DATA FOR THIS EXERCISE.
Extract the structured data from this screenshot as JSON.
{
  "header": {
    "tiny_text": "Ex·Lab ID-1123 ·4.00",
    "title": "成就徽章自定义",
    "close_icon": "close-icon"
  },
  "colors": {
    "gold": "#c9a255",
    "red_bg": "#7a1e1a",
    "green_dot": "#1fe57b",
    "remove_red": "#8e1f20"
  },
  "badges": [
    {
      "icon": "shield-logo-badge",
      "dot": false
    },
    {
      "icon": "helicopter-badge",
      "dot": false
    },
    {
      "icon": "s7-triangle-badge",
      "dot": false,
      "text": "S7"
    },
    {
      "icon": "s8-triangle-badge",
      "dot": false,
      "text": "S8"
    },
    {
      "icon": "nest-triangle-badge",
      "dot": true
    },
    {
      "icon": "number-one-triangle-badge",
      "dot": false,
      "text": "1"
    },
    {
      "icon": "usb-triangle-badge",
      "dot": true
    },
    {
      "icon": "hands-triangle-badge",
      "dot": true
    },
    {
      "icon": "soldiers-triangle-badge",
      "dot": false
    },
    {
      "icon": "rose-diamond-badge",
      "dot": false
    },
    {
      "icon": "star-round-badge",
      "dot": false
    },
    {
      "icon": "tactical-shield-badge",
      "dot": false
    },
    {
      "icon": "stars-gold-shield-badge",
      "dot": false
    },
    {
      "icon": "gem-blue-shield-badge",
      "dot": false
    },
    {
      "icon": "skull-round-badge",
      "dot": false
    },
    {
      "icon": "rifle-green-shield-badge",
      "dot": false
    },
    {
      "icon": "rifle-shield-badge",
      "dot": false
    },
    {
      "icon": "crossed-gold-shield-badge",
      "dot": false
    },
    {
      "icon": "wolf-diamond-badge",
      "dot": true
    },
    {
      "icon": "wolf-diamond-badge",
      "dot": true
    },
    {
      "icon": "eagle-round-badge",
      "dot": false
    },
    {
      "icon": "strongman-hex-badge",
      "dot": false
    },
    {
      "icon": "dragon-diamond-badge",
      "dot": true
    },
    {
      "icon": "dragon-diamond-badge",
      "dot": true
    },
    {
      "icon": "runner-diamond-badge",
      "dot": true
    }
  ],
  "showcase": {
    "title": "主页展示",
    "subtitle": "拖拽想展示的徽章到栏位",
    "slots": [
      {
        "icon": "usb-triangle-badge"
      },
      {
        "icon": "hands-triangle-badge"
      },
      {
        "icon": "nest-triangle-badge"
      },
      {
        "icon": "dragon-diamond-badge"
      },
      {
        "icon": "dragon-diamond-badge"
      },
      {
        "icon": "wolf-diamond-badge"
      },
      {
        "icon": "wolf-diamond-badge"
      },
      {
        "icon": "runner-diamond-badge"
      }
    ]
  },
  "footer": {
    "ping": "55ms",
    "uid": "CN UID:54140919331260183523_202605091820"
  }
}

...

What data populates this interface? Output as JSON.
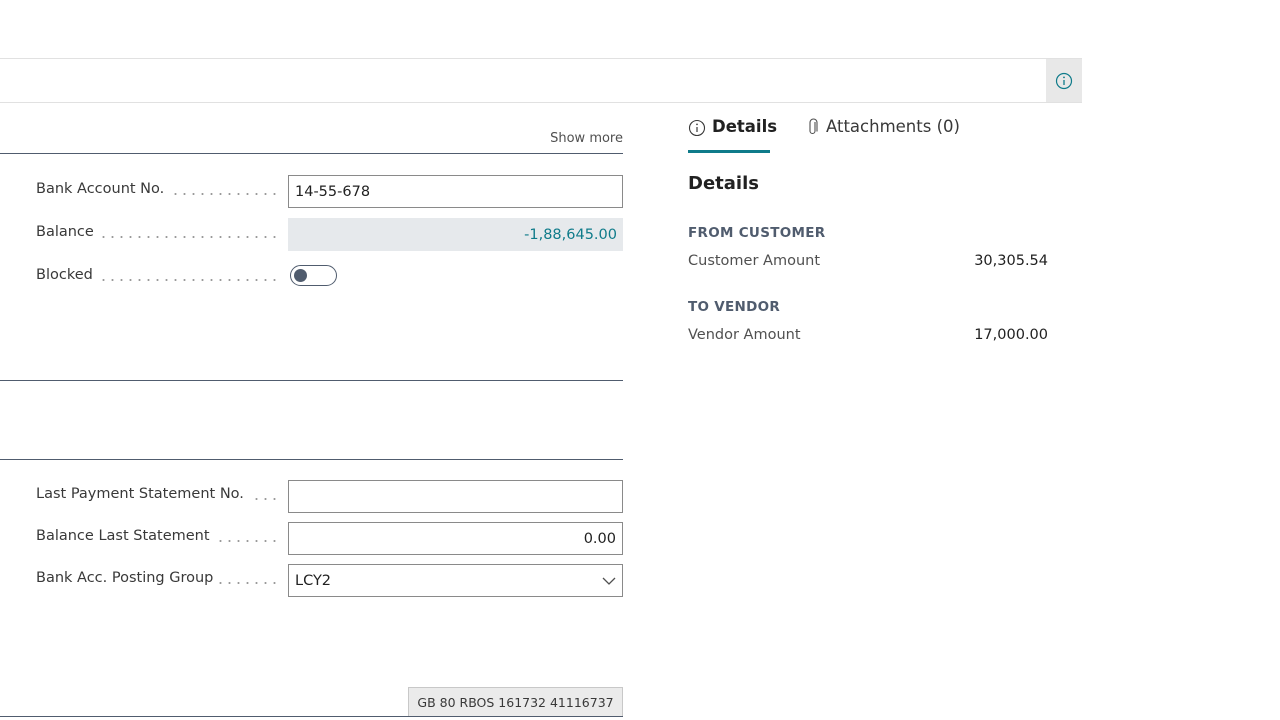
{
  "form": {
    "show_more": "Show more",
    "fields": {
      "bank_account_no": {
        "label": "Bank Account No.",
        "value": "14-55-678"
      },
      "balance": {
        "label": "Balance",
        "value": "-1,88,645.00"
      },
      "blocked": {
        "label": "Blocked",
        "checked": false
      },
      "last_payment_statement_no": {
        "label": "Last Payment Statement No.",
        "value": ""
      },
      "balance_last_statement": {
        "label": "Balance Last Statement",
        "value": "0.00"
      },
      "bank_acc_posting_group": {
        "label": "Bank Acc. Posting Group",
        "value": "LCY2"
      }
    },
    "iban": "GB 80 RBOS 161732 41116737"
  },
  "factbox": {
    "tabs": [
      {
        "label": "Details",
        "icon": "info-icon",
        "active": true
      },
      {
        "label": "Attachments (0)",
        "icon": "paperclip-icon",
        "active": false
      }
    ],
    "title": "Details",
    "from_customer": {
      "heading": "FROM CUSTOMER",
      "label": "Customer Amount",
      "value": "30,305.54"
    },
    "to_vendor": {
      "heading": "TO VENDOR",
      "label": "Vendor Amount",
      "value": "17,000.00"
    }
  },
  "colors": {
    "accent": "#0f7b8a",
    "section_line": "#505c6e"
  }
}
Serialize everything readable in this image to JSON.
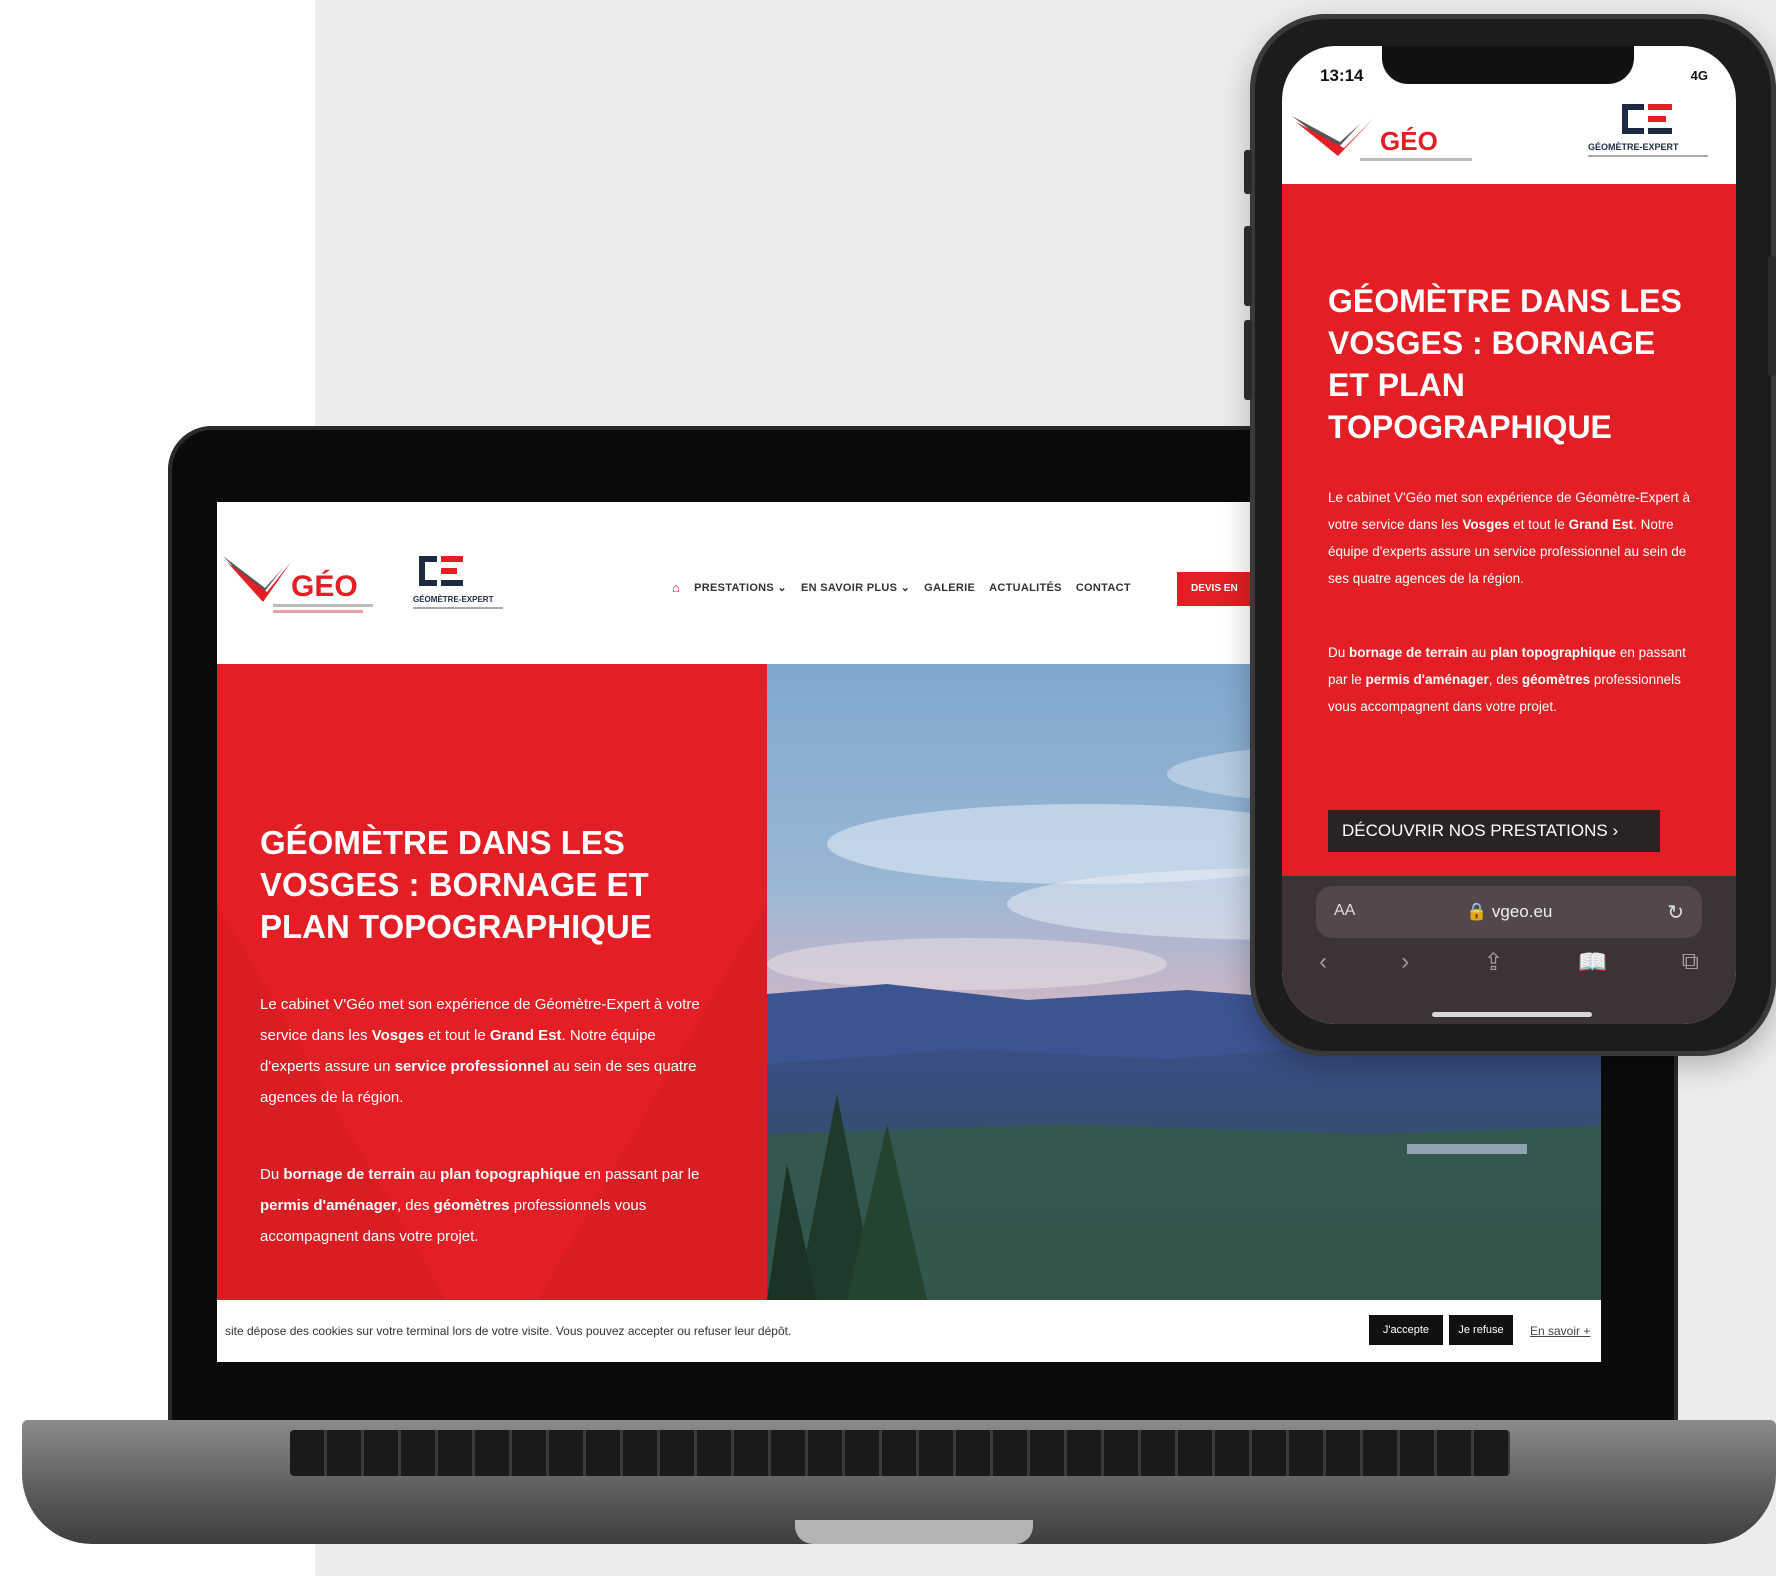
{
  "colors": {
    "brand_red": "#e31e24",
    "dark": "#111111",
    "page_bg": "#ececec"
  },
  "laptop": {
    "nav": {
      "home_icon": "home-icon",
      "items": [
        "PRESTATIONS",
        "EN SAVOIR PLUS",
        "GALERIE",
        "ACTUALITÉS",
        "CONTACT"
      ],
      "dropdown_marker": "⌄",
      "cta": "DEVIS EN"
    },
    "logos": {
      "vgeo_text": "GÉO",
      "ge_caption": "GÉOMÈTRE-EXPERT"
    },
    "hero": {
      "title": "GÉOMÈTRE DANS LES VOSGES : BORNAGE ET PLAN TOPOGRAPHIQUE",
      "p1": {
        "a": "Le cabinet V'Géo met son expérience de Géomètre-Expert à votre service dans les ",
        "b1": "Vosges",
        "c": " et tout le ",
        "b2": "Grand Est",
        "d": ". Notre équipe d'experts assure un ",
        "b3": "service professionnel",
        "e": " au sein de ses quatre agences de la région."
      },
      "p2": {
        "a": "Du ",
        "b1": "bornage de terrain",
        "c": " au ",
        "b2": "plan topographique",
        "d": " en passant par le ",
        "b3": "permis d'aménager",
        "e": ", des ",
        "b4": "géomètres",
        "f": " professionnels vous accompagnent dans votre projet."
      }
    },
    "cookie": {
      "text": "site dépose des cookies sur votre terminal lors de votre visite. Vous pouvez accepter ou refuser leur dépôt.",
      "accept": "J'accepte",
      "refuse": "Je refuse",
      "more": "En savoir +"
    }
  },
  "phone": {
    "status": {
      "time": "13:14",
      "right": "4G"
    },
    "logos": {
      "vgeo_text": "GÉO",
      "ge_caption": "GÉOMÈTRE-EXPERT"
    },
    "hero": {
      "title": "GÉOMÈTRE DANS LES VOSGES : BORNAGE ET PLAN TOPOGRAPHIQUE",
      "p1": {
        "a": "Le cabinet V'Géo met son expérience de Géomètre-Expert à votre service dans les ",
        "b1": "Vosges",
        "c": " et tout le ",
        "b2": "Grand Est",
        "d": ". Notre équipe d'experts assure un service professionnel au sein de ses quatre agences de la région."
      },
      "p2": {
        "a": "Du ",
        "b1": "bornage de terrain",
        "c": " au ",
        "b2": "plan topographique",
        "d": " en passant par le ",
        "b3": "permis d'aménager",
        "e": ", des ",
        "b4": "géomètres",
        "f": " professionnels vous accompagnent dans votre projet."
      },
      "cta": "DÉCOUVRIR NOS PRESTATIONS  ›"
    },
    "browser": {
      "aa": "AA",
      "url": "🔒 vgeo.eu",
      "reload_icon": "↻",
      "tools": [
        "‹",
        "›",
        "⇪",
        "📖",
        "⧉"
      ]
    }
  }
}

DIRECTION.
Tally how many lines in the material above hold the word "heading". Write only that number.

FINAL RESULT.
2